● EXERCISE
Copy each line where the word "text" occurs.

● MATERIAL PROVIDED
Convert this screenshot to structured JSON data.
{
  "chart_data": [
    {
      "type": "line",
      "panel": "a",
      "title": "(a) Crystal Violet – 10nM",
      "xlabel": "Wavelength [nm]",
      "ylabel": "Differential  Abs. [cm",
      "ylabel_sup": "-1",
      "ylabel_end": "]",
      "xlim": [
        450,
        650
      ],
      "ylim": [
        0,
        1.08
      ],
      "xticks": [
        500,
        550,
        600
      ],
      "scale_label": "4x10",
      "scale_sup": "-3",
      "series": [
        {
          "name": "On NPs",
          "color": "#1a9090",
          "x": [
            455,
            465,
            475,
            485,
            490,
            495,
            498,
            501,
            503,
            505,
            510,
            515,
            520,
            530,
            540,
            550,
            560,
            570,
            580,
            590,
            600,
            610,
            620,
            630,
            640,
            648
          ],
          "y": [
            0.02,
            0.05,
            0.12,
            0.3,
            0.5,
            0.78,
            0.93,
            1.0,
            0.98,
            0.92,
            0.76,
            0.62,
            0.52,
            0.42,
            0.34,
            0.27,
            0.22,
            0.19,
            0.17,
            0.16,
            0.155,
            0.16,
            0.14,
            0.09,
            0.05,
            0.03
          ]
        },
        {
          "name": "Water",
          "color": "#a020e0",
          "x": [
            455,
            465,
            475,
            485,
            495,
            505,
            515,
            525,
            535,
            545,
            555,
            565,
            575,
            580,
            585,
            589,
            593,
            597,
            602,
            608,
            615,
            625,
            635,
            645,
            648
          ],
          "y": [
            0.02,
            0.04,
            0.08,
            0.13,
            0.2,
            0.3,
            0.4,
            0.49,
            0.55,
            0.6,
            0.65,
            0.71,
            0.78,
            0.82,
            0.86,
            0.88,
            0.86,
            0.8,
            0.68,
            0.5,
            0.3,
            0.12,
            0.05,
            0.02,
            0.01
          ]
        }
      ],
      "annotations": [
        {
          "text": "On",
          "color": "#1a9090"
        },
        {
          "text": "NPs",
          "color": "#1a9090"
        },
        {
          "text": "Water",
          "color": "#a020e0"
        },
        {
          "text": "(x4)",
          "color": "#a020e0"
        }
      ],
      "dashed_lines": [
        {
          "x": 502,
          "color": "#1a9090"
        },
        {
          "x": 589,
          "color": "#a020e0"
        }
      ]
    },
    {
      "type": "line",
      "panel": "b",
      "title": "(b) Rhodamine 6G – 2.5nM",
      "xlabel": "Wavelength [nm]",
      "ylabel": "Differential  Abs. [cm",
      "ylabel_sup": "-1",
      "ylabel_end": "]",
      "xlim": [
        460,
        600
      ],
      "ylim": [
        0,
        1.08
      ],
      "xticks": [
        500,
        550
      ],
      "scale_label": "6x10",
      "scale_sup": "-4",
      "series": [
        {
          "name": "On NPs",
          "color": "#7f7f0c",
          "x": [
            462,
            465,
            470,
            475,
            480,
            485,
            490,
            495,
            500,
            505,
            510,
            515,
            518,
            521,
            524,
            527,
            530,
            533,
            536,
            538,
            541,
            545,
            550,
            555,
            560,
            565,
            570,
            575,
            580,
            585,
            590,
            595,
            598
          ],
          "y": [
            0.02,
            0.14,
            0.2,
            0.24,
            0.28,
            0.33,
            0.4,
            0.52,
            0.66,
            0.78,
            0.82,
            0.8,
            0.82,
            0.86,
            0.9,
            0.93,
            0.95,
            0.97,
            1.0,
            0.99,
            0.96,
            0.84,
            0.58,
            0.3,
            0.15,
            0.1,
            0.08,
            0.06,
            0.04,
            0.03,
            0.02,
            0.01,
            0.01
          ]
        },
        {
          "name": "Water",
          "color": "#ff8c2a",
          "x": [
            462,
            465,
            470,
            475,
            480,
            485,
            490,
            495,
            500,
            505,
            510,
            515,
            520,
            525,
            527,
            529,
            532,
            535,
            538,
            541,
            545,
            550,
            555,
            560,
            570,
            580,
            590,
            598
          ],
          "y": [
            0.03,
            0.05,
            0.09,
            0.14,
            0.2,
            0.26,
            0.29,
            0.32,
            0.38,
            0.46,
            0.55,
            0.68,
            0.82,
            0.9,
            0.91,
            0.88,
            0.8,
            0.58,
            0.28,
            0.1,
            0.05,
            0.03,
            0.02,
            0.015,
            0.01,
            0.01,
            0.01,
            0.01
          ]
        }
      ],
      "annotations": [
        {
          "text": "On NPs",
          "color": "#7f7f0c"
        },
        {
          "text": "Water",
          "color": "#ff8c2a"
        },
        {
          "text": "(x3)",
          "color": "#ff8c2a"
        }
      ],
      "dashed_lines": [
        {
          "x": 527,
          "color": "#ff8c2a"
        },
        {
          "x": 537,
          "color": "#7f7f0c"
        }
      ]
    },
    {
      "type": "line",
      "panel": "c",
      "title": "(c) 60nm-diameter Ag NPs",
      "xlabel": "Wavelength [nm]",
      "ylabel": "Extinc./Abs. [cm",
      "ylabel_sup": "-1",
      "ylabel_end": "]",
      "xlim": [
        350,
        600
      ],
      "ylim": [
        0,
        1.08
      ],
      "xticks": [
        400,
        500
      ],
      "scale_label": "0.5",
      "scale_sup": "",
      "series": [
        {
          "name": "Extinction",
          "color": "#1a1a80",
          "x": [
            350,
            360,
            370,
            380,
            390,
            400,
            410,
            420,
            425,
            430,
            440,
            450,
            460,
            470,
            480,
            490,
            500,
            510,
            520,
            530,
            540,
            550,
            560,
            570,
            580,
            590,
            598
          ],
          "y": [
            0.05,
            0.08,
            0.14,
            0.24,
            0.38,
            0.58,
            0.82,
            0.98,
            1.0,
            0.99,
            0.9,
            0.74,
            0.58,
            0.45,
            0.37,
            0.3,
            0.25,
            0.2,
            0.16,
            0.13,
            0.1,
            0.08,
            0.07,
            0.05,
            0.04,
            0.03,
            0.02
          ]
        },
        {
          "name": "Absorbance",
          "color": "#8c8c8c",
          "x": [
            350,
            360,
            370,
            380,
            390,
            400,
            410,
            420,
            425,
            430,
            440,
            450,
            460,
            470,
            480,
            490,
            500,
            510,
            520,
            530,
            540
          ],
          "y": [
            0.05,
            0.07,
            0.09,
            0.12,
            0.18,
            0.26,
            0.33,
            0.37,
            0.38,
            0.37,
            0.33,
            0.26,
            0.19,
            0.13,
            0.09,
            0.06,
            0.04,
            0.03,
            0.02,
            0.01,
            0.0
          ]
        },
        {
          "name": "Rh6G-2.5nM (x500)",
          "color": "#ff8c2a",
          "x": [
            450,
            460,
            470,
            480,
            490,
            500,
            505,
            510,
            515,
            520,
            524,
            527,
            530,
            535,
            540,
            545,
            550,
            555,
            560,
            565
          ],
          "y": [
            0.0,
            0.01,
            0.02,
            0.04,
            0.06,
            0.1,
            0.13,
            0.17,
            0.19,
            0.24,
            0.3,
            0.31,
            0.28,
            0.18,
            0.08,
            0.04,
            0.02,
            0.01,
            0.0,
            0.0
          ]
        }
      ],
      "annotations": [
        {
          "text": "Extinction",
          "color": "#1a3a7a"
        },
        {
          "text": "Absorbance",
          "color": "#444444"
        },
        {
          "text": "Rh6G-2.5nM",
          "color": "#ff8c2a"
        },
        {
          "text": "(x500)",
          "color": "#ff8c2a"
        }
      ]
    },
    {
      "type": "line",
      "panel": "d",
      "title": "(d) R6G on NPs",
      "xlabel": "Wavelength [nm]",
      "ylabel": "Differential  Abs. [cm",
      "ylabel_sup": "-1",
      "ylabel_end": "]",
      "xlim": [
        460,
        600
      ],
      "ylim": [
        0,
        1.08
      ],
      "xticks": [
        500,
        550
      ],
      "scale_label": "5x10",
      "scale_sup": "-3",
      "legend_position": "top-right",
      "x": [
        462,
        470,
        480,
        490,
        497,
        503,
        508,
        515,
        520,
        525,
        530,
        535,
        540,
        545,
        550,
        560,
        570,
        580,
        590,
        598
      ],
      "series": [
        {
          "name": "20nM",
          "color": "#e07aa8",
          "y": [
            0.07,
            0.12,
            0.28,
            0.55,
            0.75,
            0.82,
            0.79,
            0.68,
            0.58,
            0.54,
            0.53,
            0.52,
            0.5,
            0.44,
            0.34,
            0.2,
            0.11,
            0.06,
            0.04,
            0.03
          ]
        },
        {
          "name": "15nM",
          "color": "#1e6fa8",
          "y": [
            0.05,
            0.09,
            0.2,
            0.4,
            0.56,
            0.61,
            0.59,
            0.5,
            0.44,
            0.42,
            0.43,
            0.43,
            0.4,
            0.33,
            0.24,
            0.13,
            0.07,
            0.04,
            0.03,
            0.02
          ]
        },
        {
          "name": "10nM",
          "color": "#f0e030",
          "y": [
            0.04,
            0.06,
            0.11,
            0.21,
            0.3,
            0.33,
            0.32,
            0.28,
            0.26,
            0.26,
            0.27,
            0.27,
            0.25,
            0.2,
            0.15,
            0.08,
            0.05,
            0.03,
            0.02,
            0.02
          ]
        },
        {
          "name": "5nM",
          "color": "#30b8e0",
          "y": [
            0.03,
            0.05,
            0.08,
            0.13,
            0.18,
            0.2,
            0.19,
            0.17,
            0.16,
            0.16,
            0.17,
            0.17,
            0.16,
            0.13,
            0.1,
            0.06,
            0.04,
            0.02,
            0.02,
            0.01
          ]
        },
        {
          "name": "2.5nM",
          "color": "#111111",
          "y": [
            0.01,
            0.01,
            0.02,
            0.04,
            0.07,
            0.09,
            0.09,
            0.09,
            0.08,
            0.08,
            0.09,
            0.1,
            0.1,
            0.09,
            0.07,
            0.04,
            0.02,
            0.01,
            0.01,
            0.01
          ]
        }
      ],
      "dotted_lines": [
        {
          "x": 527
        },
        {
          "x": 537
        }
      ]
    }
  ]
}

---

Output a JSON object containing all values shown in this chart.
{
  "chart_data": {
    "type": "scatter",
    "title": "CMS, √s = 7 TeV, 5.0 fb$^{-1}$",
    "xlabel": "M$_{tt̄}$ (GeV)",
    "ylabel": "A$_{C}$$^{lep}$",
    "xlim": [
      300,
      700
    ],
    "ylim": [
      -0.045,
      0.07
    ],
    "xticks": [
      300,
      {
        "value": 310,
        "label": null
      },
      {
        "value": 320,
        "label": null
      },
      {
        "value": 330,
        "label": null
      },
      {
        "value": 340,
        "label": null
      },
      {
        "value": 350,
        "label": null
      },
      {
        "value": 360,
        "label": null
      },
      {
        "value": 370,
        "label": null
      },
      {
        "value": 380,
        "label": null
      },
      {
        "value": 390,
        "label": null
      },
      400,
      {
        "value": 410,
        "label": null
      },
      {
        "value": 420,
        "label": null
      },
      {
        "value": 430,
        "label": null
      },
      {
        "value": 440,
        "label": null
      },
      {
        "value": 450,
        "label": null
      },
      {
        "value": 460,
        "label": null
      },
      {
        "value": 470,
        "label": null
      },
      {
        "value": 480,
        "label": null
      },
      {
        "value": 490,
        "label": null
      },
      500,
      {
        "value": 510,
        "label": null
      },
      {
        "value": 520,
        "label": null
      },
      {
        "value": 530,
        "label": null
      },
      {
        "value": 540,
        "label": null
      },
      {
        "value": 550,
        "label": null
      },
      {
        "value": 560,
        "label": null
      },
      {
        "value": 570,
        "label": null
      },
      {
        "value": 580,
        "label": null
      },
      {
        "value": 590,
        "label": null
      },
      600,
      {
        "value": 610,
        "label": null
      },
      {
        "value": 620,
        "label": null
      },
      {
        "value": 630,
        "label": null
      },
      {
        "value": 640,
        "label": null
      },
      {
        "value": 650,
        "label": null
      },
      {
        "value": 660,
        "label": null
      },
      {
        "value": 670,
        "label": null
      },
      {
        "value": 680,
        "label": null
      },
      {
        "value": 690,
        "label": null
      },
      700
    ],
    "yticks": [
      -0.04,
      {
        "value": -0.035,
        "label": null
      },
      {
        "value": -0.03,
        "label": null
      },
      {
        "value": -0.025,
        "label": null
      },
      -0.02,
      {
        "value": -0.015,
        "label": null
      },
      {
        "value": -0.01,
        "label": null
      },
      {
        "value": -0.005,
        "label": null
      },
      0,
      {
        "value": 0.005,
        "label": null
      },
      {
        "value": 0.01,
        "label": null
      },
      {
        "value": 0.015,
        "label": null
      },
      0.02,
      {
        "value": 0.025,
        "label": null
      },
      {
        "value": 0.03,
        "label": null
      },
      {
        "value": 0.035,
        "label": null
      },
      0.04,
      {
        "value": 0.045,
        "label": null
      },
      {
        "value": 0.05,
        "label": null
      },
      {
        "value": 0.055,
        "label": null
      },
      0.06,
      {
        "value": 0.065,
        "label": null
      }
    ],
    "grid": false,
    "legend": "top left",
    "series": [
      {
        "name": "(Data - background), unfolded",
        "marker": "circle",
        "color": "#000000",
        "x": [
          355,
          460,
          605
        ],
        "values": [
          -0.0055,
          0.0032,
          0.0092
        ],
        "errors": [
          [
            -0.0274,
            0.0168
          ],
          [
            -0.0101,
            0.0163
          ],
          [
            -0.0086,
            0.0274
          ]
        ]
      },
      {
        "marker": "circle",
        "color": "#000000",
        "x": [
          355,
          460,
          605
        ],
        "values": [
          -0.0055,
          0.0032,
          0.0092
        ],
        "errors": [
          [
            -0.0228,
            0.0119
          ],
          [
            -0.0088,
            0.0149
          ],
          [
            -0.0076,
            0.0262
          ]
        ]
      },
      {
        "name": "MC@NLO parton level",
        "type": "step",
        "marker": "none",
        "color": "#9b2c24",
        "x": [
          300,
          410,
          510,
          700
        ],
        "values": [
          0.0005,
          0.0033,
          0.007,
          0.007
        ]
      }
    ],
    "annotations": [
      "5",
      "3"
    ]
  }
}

● CORRECT OUTPUT
          "text": "On",
          "text": "NPs",
          "text": "Water",
          "text": "(x4)",
          "text": "On NPs",
          "text": "Water",
          "text": "(x3)",
          "text": "Extinction",
          "text": "Absorbance",
          "text": "Rh6G-2.5nM",
          "text": "(x500)",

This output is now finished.